Send each entry back exactly as given, pictures excluded.

--- BEGIN Dataset entries ---

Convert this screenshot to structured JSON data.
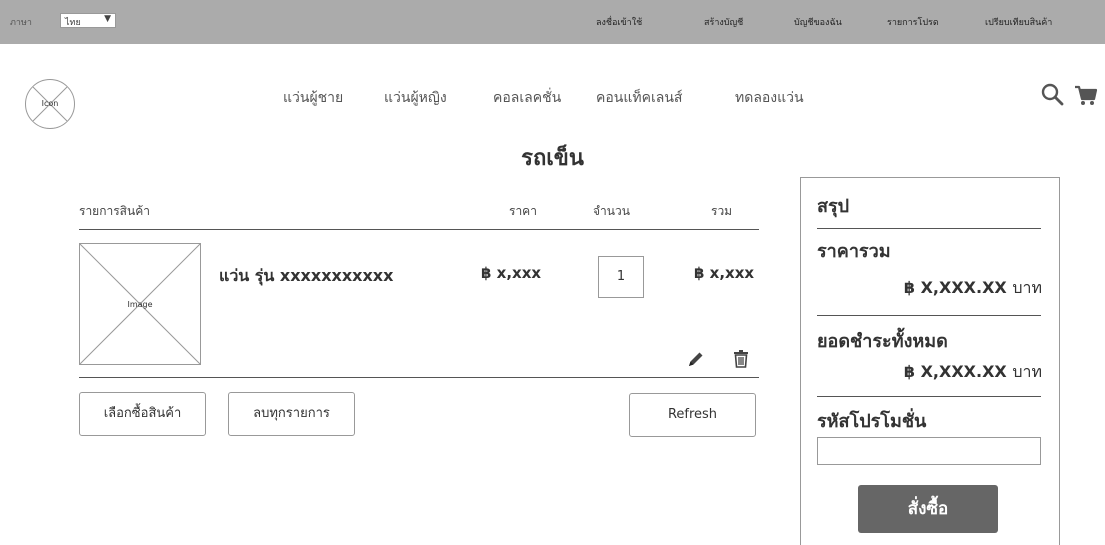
{
  "topbar": {
    "language_label": "ภาษา",
    "language_value": "ไทย",
    "links": [
      "ลงชื่อเข้าใช้",
      "สร้างบัญชี",
      "บัญชีของฉัน",
      "รายการโปรด",
      "เปรียบเทียบสินค้า"
    ]
  },
  "header": {
    "logo_label": "Icon",
    "nav": [
      "แว่นผู้ชาย",
      "แว่นผู้หญิง",
      "คอลเลคชั่น",
      "คอนแท็คเลนส์",
      "ทดลองแว่น"
    ],
    "icons": [
      "search-icon",
      "cart-icon"
    ]
  },
  "page": {
    "title": "รถเข็น"
  },
  "cart": {
    "columns": [
      "รายการสินค้า",
      "ราคา",
      "จำนวน",
      "รวม"
    ],
    "items": [
      {
        "image_label": "Image",
        "name": "แว่น รุ่น xxxxxxxxxxx",
        "price": "฿ x,xxx",
        "quantity": "1",
        "total": "฿ x,xxx",
        "actions": [
          "pencil-icon",
          "trash-icon"
        ]
      }
    ],
    "buttons": {
      "continue_shopping": "เลือกซื้อสินค้า",
      "delete_all": "ลบทุกรายการ",
      "refresh": "Refresh"
    }
  },
  "summary": {
    "title": "สรุป",
    "total_label": "ราคารวม",
    "total_value": "฿ X,XXX.XX",
    "grand_total_label": "ยอดชำระทั้งหมด",
    "grand_total_value": "฿ X,XXX.XX",
    "currency_unit": "บาท",
    "promo_label": "รหัสโปรโมชั่น",
    "promo_value": "",
    "order_button": "สั่งซื้อ"
  },
  "colors": {
    "topbar_bg": "#ababab",
    "order_button_bg": "#666666",
    "border": "#999999",
    "text": "#333333"
  }
}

--- END Dataset entries ---

Solution to this task:
Convert this screenshot to structured JSON data.
{
  "topbar": {
    "language_label": "ภาษา",
    "language_value": "ไทย",
    "links": [
      "ลงชื่อเข้าใช้",
      "สร้างบัญชี",
      "บัญชีของฉัน",
      "รายการโปรด",
      "เปรียบเทียบสินค้า"
    ]
  },
  "header": {
    "logo_label": "Icon",
    "nav": [
      "แว่นผู้ชาย",
      "แว่นผู้หญิง",
      "คอลเลคชั่น",
      "คอนแท็คเลนส์",
      "ทดลองแว่น"
    ],
    "icons": [
      "search-icon",
      "cart-icon"
    ]
  },
  "page": {
    "title": "รถเข็น"
  },
  "cart": {
    "columns": [
      "รายการสินค้า",
      "ราคา",
      "จำนวน",
      "รวม"
    ],
    "items": [
      {
        "image_label": "Image",
        "name": "แว่น รุ่น xxxxxxxxxxx",
        "price": "฿ x,xxx",
        "quantity": "1",
        "total": "฿ x,xxx",
        "actions": [
          "pencil-icon",
          "trash-icon"
        ]
      }
    ],
    "buttons": {
      "continue_shopping": "เลือกซื้อสินค้า",
      "delete_all": "ลบทุกรายการ",
      "refresh": "Refresh"
    }
  },
  "summary": {
    "title": "สรุป",
    "total_label": "ราคารวม",
    "total_value": "฿ X,XXX.XX",
    "grand_total_label": "ยอดชำระทั้งหมด",
    "grand_total_value": "฿ X,XXX.XX",
    "currency_unit": "บาท",
    "promo_label": "รหัสโปรโมชั่น",
    "promo_value": "",
    "order_button": "สั่งซื้อ"
  },
  "colors": {
    "topbar_bg": "#ababab",
    "order_button_bg": "#666666",
    "border": "#999999",
    "text": "#333333"
  }
}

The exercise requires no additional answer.